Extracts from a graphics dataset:
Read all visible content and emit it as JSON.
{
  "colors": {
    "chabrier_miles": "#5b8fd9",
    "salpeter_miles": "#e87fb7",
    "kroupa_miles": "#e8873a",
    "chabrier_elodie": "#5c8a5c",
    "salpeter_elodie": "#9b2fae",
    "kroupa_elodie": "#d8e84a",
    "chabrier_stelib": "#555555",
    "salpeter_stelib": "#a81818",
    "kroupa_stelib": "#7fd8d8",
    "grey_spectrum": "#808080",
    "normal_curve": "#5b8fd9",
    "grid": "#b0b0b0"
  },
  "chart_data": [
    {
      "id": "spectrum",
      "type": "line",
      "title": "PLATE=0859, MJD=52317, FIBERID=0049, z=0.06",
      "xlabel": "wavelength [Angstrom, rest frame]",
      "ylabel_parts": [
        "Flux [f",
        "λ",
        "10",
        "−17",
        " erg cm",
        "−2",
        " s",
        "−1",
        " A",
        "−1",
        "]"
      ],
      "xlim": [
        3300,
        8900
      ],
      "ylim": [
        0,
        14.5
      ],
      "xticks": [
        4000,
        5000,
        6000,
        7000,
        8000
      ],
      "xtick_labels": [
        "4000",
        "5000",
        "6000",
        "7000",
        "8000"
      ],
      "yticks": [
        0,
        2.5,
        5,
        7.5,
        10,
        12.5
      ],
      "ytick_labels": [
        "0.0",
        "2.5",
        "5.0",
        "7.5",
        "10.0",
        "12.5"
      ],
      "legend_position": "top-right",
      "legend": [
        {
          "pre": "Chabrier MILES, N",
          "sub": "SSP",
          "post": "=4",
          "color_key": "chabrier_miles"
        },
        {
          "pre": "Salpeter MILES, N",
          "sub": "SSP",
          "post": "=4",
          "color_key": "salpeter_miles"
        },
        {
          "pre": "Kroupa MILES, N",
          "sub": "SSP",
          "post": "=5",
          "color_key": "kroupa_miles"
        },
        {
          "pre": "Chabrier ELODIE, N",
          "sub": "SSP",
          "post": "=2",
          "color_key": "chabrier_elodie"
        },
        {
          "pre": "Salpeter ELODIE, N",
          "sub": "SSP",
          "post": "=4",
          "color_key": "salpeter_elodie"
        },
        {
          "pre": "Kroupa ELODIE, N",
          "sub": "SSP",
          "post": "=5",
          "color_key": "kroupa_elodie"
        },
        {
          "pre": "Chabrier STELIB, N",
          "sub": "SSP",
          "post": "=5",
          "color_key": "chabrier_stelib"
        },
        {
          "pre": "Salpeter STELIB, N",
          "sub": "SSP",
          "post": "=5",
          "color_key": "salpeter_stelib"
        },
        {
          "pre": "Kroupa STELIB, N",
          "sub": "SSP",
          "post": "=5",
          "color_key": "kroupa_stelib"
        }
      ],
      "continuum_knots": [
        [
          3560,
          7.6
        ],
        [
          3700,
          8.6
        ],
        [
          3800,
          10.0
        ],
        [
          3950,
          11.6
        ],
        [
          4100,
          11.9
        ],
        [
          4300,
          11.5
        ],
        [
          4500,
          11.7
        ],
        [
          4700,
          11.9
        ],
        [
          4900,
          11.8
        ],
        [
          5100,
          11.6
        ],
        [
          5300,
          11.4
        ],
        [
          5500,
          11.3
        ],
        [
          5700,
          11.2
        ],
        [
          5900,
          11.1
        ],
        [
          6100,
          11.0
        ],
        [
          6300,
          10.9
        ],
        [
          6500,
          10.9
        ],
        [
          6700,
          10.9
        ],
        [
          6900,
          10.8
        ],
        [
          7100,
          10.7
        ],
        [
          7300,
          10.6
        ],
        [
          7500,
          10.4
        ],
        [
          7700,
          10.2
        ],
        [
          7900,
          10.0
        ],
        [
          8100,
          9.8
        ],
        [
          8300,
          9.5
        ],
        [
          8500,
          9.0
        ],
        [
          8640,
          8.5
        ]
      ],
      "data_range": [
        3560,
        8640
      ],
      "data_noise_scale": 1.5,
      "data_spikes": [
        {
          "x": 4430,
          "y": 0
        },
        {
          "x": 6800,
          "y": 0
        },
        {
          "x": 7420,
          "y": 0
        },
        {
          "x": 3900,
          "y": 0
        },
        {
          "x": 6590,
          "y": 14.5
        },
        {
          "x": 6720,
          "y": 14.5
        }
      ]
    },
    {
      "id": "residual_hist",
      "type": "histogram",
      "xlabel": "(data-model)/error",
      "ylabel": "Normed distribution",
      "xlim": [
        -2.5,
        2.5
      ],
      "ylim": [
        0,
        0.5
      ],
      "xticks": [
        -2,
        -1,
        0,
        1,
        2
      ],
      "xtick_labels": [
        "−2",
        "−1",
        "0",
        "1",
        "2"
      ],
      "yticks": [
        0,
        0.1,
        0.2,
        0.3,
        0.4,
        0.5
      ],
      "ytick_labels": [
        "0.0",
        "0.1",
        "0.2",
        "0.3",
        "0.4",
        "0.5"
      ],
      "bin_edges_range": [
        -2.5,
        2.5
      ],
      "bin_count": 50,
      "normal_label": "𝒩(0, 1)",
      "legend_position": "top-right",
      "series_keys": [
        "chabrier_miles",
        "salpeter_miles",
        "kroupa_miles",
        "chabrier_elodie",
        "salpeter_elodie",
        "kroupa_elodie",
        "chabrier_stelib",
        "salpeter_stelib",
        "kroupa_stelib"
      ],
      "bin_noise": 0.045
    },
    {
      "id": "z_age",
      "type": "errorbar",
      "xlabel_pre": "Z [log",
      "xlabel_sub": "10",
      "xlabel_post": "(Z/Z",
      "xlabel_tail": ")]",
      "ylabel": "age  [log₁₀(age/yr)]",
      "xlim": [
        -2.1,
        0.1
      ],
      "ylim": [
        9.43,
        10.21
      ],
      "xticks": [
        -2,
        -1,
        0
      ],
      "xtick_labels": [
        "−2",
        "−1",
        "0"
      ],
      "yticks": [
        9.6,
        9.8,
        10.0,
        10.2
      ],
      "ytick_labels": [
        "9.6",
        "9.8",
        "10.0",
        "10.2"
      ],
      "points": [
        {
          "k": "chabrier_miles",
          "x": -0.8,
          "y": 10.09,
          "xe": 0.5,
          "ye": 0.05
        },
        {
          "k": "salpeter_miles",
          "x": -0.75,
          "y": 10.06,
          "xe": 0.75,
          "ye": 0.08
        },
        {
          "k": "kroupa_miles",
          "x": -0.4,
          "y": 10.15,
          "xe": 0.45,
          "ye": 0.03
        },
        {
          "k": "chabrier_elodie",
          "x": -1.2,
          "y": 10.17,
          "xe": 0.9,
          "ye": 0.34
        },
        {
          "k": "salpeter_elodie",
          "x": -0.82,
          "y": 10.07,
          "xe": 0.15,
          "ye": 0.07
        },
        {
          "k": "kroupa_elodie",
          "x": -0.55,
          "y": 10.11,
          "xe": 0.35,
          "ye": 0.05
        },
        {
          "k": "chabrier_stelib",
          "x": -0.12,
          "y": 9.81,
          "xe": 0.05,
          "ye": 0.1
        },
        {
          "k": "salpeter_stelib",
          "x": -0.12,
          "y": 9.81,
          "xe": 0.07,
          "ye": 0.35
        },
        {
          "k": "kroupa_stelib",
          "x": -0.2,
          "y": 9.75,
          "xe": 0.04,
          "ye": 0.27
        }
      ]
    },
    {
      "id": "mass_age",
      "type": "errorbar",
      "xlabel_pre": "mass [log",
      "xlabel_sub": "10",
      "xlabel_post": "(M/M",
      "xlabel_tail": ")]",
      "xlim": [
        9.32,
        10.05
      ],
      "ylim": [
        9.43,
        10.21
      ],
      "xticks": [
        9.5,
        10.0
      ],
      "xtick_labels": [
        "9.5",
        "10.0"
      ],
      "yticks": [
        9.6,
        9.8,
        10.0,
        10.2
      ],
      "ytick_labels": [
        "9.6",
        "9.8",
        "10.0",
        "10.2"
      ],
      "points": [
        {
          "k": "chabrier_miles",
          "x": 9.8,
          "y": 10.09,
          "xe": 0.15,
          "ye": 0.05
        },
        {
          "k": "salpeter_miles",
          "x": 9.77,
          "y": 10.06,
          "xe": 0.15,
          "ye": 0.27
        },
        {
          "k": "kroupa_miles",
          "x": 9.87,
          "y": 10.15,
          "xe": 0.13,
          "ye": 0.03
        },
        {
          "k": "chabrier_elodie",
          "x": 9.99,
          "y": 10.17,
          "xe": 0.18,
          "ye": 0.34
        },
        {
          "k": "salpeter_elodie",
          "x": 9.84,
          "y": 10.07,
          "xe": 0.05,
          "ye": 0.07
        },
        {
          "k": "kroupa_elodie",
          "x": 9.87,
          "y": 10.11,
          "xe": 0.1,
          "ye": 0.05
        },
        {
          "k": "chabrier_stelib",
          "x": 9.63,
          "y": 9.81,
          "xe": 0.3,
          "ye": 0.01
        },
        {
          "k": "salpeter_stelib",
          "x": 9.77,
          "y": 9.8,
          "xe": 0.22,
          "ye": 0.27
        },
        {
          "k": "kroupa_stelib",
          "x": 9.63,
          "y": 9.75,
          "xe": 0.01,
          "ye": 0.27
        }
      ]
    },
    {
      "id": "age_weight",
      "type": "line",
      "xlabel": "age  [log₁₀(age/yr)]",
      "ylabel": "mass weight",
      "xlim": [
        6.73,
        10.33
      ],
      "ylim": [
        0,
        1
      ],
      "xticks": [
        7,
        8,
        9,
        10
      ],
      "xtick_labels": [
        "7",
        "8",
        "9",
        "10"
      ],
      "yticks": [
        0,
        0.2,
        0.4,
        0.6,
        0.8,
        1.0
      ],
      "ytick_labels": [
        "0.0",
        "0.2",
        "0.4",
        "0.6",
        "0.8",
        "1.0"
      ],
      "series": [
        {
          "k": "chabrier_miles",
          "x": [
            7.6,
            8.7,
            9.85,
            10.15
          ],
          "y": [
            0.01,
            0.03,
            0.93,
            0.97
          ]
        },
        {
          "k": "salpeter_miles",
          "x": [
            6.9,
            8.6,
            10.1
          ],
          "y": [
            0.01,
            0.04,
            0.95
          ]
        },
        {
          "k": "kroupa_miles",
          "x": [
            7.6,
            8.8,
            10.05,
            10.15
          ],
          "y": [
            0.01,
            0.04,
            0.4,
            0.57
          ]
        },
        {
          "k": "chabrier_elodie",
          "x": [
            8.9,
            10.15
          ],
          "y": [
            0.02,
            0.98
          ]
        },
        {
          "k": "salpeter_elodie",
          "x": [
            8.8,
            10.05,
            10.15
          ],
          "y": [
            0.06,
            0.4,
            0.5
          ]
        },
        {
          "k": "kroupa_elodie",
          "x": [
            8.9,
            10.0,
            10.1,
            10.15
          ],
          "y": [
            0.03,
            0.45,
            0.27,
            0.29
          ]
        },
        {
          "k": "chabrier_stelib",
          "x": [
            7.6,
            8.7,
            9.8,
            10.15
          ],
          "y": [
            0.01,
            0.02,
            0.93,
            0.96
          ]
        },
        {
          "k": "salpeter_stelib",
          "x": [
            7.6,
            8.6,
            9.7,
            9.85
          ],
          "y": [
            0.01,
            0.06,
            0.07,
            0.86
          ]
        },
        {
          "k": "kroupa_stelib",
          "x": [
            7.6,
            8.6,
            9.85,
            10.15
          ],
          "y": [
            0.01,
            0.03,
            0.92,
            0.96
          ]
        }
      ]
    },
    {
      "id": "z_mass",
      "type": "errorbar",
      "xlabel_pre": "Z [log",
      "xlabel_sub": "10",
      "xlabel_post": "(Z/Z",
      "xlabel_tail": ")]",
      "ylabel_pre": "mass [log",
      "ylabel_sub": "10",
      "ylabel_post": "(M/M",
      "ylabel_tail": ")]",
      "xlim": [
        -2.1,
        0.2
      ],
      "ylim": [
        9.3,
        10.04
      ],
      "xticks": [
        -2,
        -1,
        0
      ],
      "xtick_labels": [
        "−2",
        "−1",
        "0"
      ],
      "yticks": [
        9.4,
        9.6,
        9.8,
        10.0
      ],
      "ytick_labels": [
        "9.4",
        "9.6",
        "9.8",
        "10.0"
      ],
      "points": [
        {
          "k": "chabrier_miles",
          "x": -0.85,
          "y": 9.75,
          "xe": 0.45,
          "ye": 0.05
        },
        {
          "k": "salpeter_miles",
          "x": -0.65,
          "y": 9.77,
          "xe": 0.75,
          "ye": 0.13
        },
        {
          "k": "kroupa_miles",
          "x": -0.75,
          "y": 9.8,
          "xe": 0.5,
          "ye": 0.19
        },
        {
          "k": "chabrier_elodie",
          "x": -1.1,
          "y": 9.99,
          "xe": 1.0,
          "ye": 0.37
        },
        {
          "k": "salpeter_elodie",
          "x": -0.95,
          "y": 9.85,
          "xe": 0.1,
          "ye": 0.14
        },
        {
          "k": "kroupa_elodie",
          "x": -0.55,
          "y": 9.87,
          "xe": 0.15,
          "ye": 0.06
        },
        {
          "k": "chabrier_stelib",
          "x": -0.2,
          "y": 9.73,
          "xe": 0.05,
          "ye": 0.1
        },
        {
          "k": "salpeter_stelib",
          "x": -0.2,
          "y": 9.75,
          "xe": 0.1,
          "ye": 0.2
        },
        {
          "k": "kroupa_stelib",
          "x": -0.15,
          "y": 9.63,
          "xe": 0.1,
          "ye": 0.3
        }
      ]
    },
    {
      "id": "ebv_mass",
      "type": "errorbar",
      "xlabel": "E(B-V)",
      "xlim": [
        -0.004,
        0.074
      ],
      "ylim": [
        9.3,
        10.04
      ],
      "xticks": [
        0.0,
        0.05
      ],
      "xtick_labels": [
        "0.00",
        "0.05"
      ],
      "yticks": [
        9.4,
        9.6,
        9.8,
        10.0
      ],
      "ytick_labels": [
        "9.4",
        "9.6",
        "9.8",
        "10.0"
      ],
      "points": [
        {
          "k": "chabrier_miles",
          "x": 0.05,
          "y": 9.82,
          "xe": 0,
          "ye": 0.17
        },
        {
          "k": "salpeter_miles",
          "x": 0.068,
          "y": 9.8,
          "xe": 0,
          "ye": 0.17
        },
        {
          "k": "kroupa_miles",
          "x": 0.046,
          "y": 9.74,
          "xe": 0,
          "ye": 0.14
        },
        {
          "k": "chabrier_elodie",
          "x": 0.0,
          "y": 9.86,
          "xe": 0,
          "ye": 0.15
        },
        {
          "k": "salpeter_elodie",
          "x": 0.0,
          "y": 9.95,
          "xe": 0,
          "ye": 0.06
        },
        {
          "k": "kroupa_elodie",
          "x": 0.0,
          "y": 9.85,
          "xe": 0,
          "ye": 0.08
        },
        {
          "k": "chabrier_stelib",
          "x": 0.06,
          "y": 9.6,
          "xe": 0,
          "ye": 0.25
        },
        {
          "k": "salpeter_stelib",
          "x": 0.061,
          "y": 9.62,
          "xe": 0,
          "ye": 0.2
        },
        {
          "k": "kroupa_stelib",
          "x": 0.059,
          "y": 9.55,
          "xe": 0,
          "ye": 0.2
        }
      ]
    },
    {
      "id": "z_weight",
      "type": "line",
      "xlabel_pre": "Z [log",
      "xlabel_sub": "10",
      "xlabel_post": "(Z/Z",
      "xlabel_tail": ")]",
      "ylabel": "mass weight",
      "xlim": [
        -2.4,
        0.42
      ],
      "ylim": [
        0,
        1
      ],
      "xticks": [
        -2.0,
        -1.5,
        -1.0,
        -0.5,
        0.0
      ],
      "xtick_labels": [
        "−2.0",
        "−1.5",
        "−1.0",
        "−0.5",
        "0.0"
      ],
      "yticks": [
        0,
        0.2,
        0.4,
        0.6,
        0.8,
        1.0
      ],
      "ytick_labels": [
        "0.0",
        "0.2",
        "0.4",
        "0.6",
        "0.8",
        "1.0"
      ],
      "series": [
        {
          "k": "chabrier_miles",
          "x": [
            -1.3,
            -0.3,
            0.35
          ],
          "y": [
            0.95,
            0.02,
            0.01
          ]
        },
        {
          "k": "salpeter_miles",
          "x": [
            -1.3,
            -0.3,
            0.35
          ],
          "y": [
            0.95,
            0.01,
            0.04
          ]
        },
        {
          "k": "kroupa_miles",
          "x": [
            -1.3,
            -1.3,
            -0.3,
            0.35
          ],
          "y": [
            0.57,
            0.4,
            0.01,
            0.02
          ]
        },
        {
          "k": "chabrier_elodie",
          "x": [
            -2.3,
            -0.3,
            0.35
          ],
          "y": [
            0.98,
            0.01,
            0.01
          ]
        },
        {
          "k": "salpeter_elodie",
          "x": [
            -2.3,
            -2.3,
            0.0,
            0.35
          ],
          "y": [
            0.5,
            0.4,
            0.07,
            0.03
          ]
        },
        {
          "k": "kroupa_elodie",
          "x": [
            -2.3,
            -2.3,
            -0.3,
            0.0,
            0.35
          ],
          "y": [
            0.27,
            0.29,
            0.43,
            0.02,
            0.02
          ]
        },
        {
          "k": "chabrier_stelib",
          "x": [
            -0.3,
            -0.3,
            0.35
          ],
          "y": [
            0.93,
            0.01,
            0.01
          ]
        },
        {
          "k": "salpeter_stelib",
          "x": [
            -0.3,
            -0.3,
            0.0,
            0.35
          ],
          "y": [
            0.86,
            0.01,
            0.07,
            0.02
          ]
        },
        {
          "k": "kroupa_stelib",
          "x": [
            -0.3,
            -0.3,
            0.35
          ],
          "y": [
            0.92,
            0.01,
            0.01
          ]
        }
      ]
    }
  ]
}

> Task instructions
Copy out all lines that carry the word "log₁₀".

> Solved exercise
      "ylabel": "age  [log₁₀(age/yr)]",
      "xlabel": "age  [log₁₀(age/yr)]",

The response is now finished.